AIM OF THE EXERCISE » Output all lines exactly, with nothing added or dropped.

MATERIAL SUPPLIED »
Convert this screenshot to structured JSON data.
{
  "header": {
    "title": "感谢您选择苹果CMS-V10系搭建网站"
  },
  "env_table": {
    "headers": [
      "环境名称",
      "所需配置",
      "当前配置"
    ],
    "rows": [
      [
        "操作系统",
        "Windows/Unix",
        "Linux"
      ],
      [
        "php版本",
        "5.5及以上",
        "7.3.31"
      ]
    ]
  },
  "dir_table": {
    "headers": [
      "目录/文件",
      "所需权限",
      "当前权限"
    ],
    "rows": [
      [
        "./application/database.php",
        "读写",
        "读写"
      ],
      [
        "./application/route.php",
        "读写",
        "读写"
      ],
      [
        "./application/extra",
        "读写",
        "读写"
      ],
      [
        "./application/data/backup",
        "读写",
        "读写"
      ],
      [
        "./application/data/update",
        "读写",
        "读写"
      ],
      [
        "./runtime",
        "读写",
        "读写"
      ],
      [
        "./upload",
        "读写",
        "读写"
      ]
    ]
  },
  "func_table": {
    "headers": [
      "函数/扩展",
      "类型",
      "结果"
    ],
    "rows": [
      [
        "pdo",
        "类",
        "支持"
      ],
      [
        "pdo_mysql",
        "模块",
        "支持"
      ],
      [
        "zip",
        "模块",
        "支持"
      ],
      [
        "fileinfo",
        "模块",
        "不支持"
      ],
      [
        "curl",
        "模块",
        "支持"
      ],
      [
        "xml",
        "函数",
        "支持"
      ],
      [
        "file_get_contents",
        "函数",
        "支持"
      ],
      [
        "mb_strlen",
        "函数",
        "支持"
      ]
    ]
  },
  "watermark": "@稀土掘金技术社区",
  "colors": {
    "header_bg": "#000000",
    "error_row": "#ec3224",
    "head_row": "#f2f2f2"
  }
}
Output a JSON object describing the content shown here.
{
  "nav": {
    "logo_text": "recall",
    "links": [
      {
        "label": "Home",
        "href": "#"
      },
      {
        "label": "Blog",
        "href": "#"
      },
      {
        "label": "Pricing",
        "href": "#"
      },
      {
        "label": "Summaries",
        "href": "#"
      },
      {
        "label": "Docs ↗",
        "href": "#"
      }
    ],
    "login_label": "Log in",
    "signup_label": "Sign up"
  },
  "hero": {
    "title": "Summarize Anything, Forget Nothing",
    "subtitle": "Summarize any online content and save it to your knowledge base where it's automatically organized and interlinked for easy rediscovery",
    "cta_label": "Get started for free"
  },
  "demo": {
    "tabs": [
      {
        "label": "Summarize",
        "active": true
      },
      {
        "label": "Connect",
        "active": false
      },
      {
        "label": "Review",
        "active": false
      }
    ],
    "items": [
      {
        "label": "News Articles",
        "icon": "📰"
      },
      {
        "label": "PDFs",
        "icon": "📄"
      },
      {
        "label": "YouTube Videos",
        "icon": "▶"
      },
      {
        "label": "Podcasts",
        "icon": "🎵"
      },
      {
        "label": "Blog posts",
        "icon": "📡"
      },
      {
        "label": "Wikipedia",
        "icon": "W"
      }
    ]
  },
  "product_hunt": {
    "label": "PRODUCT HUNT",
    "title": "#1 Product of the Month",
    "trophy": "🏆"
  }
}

ANSWER TO THIS PROBLEM »
Convert this screenshot to structured JSON data.
{
  "header": {
    "title": "感谢您选择苹果CMS-V10系搭建网站"
  },
  "env_table": {
    "headers": [
      "环境名称",
      "所需配置",
      "当前配置"
    ],
    "rows": [
      [
        "操作系统",
        "Windows/Unix",
        "Linux"
      ],
      [
        "php版本",
        "5.5及以上",
        "7.3.31"
      ]
    ]
  },
  "dir_table": {
    "headers": [
      "目录/文件",
      "所需权限",
      "当前权限"
    ],
    "rows": [
      [
        "./application/database.php",
        "读写",
        "读写"
      ],
      [
        "./application/route.php",
        "读写",
        "读写"
      ],
      [
        "./application/extra",
        "读写",
        "读写"
      ],
      [
        "./application/data/backup",
        "读写",
        "读写"
      ],
      [
        "./application/data/update",
        "读写",
        "读写"
      ],
      [
        "./runtime",
        "读写",
        "读写"
      ],
      [
        "./upload",
        "读写",
        "读写"
      ]
    ]
  },
  "func_table": {
    "headers": [
      "函数/扩展",
      "类型",
      "结果"
    ],
    "rows": [
      [
        "pdo",
        "类",
        "支持"
      ],
      [
        "pdo_mysql",
        "模块",
        "支持"
      ],
      [
        "zip",
        "模块",
        "支持"
      ],
      [
        "fileinfo",
        "模块",
        "不支持"
      ],
      [
        "curl",
        "模块",
        "支持"
      ],
      [
        "xml",
        "函数",
        "支持"
      ],
      [
        "file_get_contents",
        "函数",
        "支持"
      ],
      [
        "mb_strlen",
        "函数",
        "支持"
      ]
    ]
  },
  "watermark": "@稀土掘金技术社区",
  "colors": {
    "header_bg": "#000000",
    "error_row": "#ec3224",
    "head_row": "#f2f2f2"
  }
}
Output a JSON object describing the content shown here.
{
  "nav": {
    "logo_text": "recall",
    "links": [
      {
        "label": "Home",
        "href": "#"
      },
      {
        "label": "Blog",
        "href": "#"
      },
      {
        "label": "Pricing",
        "href": "#"
      },
      {
        "label": "Summaries",
        "href": "#"
      },
      {
        "label": "Docs ↗",
        "href": "#"
      }
    ],
    "login_label": "Log in",
    "signup_label": "Sign up"
  },
  "hero": {
    "title": "Summarize Anything, Forget Nothing",
    "subtitle": "Summarize any online content and save it to your knowledge base where it's automatically organized and interlinked for easy rediscovery",
    "cta_label": "Get started for free"
  },
  "demo": {
    "tabs": [
      {
        "label": "Summarize",
        "active": true
      },
      {
        "label": "Connect",
        "active": false
      },
      {
        "label": "Review",
        "active": false
      }
    ],
    "items": [
      {
        "label": "News Articles",
        "icon": "📰"
      },
      {
        "label": "PDFs",
        "icon": "📄"
      },
      {
        "label": "YouTube Videos",
        "icon": "▶"
      },
      {
        "label": "Podcasts",
        "icon": "🎵"
      },
      {
        "label": "Blog posts",
        "icon": "📡"
      },
      {
        "label": "Wikipedia",
        "icon": "W"
      }
    ]
  },
  "product_hunt": {
    "label": "PRODUCT HUNT",
    "title": "#1 Product of the Month",
    "trophy": "🏆"
  }
}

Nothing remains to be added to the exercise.